'''

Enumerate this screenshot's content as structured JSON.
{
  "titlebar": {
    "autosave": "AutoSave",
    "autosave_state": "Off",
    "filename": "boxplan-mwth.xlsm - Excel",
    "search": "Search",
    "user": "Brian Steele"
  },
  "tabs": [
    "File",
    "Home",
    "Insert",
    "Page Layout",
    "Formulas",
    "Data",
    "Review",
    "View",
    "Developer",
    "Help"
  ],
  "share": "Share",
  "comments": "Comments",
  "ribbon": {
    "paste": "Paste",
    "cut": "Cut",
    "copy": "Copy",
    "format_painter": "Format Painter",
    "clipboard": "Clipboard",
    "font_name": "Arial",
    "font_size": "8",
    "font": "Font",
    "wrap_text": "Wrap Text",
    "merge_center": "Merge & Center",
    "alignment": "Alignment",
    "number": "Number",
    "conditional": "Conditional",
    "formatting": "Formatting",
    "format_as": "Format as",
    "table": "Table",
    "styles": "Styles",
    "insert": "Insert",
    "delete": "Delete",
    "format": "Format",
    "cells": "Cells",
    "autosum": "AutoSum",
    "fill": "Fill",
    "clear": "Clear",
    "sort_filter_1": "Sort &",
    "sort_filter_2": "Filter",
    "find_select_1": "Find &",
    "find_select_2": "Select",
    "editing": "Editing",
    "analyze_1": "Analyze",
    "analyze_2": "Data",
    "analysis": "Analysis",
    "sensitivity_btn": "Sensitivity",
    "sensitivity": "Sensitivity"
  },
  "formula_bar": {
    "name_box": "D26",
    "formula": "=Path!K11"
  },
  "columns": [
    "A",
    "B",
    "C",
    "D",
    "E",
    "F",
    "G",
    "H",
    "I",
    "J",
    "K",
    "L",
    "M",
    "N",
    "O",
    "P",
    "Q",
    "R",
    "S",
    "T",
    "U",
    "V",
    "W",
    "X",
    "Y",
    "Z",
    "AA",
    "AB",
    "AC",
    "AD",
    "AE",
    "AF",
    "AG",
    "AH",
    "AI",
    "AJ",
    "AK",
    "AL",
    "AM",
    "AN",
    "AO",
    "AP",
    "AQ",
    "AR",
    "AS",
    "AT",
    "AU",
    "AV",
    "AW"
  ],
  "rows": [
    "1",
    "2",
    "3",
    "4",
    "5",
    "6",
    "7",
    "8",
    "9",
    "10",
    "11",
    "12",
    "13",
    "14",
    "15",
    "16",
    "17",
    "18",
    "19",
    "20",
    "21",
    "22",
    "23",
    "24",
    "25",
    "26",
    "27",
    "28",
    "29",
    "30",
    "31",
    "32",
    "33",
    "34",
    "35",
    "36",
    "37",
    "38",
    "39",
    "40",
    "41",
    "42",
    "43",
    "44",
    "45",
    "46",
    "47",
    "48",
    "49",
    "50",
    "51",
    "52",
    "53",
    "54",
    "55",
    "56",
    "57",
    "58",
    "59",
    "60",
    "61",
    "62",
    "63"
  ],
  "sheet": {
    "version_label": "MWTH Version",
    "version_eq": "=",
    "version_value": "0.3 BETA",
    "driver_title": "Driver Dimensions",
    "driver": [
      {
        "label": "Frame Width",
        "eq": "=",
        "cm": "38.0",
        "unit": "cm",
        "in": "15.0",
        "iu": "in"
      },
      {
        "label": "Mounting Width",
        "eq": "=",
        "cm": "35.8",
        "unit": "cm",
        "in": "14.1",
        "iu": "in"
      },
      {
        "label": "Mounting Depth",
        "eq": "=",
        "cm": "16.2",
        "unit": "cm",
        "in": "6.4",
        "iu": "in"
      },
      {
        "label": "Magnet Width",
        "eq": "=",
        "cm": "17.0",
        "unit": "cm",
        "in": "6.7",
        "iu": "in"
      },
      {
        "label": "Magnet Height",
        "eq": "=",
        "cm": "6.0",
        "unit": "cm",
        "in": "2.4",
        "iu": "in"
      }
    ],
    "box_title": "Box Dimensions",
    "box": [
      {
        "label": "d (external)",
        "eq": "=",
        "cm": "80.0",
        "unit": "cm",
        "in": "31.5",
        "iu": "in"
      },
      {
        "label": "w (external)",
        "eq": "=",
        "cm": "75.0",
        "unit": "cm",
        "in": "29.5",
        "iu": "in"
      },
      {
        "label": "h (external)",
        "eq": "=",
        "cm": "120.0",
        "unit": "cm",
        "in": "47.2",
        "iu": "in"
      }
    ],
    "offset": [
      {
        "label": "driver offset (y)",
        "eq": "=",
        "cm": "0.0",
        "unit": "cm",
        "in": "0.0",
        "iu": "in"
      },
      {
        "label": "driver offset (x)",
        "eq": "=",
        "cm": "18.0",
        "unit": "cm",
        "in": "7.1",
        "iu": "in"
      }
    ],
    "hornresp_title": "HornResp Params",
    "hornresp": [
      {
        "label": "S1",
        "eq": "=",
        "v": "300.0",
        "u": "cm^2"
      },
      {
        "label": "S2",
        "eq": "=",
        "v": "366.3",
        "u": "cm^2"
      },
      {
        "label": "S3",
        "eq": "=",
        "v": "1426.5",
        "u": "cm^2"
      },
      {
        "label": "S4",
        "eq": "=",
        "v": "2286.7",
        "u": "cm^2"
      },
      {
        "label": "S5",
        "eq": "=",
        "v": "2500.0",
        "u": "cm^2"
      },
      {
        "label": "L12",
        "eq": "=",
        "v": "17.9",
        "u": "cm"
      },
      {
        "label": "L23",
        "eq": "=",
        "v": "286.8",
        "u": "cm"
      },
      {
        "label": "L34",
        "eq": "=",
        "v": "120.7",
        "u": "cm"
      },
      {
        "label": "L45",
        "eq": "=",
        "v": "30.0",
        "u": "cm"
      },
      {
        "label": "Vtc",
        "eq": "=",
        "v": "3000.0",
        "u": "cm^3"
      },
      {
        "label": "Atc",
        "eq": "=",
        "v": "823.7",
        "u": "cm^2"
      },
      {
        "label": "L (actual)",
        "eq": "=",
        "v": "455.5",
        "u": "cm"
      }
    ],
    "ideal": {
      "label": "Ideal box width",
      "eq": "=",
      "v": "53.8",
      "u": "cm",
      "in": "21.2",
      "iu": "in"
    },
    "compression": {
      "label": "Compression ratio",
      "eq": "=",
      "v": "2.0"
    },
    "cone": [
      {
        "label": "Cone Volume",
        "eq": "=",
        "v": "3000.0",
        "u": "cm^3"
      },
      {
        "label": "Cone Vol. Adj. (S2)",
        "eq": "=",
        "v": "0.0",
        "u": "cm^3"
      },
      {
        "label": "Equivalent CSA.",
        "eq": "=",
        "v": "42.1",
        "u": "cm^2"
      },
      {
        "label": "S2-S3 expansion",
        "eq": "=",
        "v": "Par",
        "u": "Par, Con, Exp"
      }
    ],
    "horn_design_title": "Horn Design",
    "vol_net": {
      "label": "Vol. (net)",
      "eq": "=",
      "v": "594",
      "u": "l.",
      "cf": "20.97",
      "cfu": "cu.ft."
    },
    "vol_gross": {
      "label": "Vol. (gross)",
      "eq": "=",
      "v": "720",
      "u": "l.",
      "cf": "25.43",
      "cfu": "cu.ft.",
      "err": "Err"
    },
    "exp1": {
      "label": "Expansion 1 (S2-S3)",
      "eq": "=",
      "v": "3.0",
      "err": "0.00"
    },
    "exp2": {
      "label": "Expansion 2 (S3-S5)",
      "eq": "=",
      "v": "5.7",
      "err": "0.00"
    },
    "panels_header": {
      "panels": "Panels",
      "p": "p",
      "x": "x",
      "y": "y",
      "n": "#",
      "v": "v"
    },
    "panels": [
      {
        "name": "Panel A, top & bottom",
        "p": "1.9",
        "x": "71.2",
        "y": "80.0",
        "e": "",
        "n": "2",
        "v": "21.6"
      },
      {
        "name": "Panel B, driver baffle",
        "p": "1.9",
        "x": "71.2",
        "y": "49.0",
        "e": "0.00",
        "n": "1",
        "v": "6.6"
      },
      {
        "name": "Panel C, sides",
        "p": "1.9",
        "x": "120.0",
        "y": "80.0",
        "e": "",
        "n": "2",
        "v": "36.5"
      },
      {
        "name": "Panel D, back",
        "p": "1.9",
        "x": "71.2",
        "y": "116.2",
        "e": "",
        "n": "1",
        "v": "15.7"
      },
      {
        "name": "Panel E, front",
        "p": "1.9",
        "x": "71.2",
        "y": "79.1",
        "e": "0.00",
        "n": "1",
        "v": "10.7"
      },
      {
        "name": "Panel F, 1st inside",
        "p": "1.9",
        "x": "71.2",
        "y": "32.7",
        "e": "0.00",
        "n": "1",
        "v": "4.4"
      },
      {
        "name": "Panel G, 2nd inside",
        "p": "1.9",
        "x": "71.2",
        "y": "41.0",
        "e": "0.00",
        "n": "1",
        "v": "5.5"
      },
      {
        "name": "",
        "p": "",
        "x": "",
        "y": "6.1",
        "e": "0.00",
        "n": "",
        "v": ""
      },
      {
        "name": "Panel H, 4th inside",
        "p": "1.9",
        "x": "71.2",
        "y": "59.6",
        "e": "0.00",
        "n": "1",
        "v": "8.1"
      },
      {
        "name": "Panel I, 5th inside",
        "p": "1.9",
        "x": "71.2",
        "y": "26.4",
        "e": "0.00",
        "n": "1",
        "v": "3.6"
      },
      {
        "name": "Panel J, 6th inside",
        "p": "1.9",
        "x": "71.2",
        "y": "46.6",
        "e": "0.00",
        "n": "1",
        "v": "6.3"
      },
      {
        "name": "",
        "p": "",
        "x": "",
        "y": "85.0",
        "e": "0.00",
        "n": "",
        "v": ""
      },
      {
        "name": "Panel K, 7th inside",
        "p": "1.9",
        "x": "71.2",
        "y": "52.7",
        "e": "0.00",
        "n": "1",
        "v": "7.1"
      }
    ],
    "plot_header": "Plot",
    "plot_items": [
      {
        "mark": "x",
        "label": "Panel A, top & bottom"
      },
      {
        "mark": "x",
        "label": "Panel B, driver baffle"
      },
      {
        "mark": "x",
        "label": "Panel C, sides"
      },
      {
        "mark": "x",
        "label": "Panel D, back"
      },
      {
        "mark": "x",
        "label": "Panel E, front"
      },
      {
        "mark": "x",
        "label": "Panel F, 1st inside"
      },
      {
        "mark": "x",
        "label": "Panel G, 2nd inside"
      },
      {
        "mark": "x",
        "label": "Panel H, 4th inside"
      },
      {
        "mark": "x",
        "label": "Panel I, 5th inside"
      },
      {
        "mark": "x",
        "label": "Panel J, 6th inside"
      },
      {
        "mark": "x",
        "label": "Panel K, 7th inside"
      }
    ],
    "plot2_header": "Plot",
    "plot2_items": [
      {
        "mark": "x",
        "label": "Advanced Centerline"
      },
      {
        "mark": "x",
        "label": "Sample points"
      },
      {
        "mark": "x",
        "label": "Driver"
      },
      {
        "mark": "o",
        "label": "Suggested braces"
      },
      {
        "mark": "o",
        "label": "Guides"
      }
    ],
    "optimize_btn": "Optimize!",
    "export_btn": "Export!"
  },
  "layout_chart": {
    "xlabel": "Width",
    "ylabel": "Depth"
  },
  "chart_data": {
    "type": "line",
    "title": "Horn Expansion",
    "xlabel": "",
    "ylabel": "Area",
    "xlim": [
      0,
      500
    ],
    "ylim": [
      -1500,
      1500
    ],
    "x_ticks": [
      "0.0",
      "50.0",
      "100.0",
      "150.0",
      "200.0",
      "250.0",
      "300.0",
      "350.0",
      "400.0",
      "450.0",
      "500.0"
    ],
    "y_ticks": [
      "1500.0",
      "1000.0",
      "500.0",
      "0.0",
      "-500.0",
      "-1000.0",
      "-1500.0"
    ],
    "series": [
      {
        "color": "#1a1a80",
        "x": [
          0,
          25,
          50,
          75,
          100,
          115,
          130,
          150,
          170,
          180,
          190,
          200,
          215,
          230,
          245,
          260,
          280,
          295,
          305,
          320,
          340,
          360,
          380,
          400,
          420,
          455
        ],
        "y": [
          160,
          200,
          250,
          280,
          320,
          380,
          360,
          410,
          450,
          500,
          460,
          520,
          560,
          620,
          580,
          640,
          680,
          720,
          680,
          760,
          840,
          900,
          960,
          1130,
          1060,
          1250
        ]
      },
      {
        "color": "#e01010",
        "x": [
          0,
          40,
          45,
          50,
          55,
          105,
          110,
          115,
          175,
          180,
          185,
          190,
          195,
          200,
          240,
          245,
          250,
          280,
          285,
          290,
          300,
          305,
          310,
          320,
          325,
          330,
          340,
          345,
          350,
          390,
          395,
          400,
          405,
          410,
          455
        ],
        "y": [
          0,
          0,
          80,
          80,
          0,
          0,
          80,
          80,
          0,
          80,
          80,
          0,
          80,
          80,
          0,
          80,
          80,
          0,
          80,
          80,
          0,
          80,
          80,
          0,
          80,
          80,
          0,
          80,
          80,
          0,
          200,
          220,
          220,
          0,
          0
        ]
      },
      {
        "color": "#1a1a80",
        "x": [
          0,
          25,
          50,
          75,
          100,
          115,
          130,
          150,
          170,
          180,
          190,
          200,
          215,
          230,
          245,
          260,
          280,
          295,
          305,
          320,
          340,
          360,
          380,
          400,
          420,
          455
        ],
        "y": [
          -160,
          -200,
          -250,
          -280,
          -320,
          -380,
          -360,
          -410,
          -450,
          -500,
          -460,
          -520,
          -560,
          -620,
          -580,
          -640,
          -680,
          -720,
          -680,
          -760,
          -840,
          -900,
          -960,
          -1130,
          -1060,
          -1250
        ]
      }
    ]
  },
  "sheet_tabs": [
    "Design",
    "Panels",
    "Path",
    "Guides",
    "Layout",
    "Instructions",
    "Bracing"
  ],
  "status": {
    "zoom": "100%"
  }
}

'''

→ **Instructions to follow**:
Give the number of lines in the entries that hold the word "external", and nothing else.

→ **Full answer**:
3